=== DATASET RECORDS ===
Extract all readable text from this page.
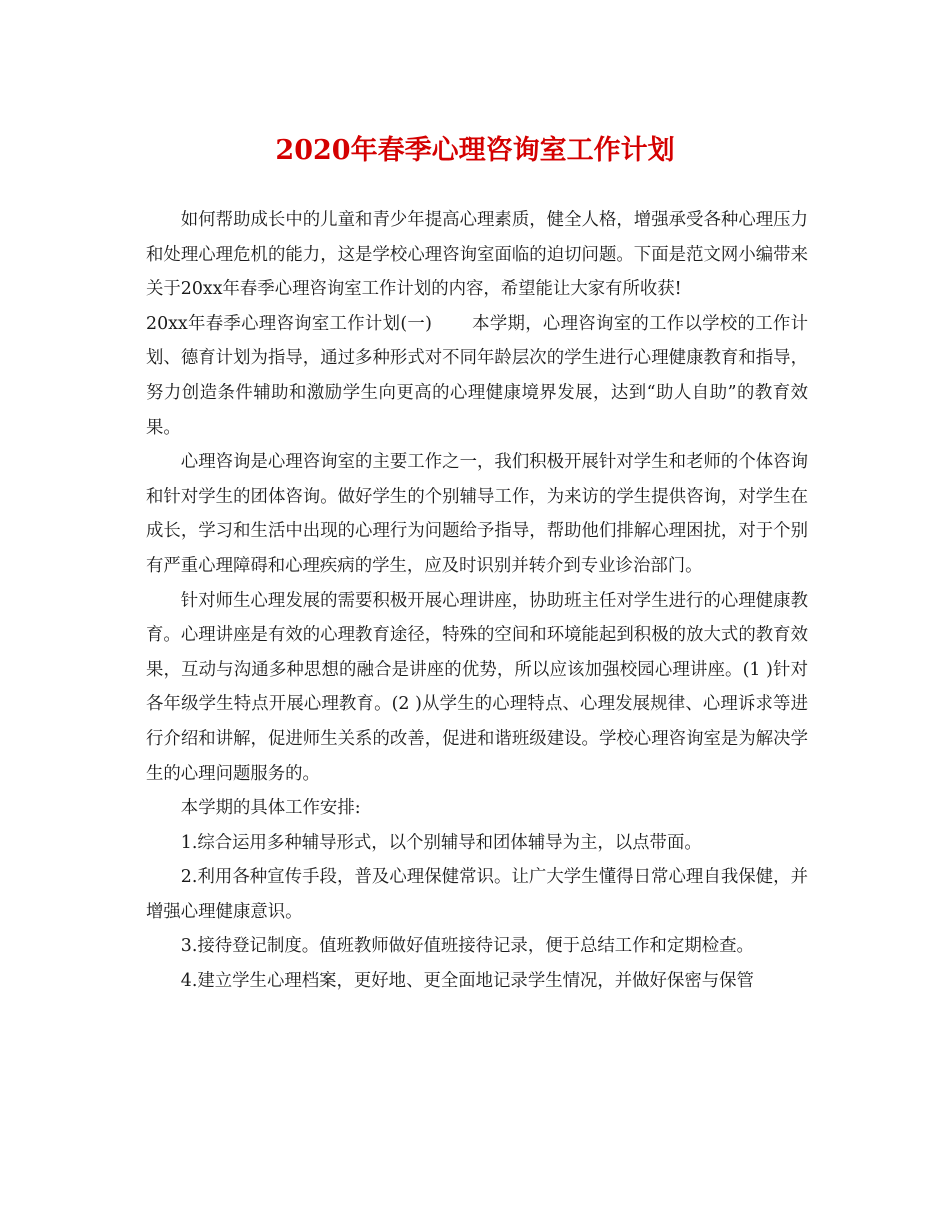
2020年春季心理咨询室工作计划

如何帮助成长中的儿童和青少年提高心理素质，健全人格，增强承受各种心理压力和处理心理危机的能力，这是学校心理咨询室面临的迫切问题。下面是范文网小编带来关于20xx年春季心理咨询室工作计划的内容，希望能让大家有所收获!

20xx年春季心理咨询室工作计划(一) 本学期，心理咨询室的工作以学校的工作计划、德育计划为指导，通过多种形式对不同年龄层次的学生进行心理健康教育和指导，努力创造条件辅助和激励学生向更高的心理健康境界发展，达到“助人自助”的教育效果。

心理咨询是心理咨询室的主要工作之一，我们积极开展针对学生和老师的个体咨询和针对学生的团体咨询。做好学生的个别辅导工作，为来访的学生提供咨询，对学生在成长，学习和生活中出现的心理行为问题给予指导，帮助他们排解心理困扰，对于个别有严重心理障碍和心理疾病的学生，应及时识别并转介到专业诊治部门。

针对师生心理发展的需要积极开展心理讲座，协助班主任对学生进行的心理健康教育。心理讲座是有效的心理教育途径，特殊的空间和环境能起到积极的放大式的教育效果，互动与沟通多种思想的融合是讲座的优势，所以应该加强校园心理讲座。(1 )针对各年级学生特点开展心理教育。(2 )从学生的心理特点、心理发展规律、心理诉求等进行介绍和讲解，促进师生关系的改善，促进和谐班级建设。学校心理咨询室是为解决学生的心理问题服务的。

本学期的具体工作安排:

1.综合运用多种辅导形式，以个别辅导和团体辅导为主，以点带面。

2.利用各种宣传手段，普及心理保健常识。让广大学生懂得日常心理自我保健，并增强心理健康意识。

3.接待登记制度。值班教师做好值班接待记录，便于总结工作和定期检查。

4.建立学生心理档案，更好地、更全面地记录学生情况，并做好保密与保管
===
TASK DIRECTIONS: Return the full material word for word. Do not include the pictures.

SOLUTION TO THIS PROBLEM:
Extract all readable text from this page.
2020年春季心理咨询室工作计划

如何帮助成长中的儿童和青少年提高心理素质，健全人格，增强承受各种心理压力和处理心理危机的能力，这是学校心理咨询室面临的迫切问题。下面是范文网小编带来关于20xx年春季心理咨询室工作计划的内容，希望能让大家有所收获!

20xx年春季心理咨询室工作计划(一) 本学期，心理咨询室的工作以学校的工作计划、德育计划为指导，通过多种形式对不同年龄层次的学生进行心理健康教育和指导，努力创造条件辅助和激励学生向更高的心理健康境界发展，达到“助人自助”的教育效果。

心理咨询是心理咨询室的主要工作之一，我们积极开展针对学生和老师的个体咨询和针对学生的团体咨询。做好学生的个别辅导工作，为来访的学生提供咨询，对学生在成长，学习和生活中出现的心理行为问题给予指导，帮助他们排解心理困扰，对于个别有严重心理障碍和心理疾病的学生，应及时识别并转介到专业诊治部门。

针对师生心理发展的需要积极开展心理讲座，协助班主任对学生进行的心理健康教育。心理讲座是有效的心理教育途径，特殊的空间和环境能起到积极的放大式的教育效果，互动与沟通多种思想的融合是讲座的优势，所以应该加强校园心理讲座。(1 )针对各年级学生特点开展心理教育。(2 )从学生的心理特点、心理发展规律、心理诉求等进行介绍和讲解，促进师生关系的改善，促进和谐班级建设。学校心理咨询室是为解决学生的心理问题服务的。

本学期的具体工作安排:

1.综合运用多种辅导形式，以个别辅导和团体辅导为主，以点带面。

2.利用各种宣传手段，普及心理保健常识。让广大学生懂得日常心理自我保健，并增强心理健康意识。

3.接待登记制度。值班教师做好值班接待记录，便于总结工作和定期检查。

4.建立学生心理档案，更好地、更全面地记录学生情况，并做好保密与保管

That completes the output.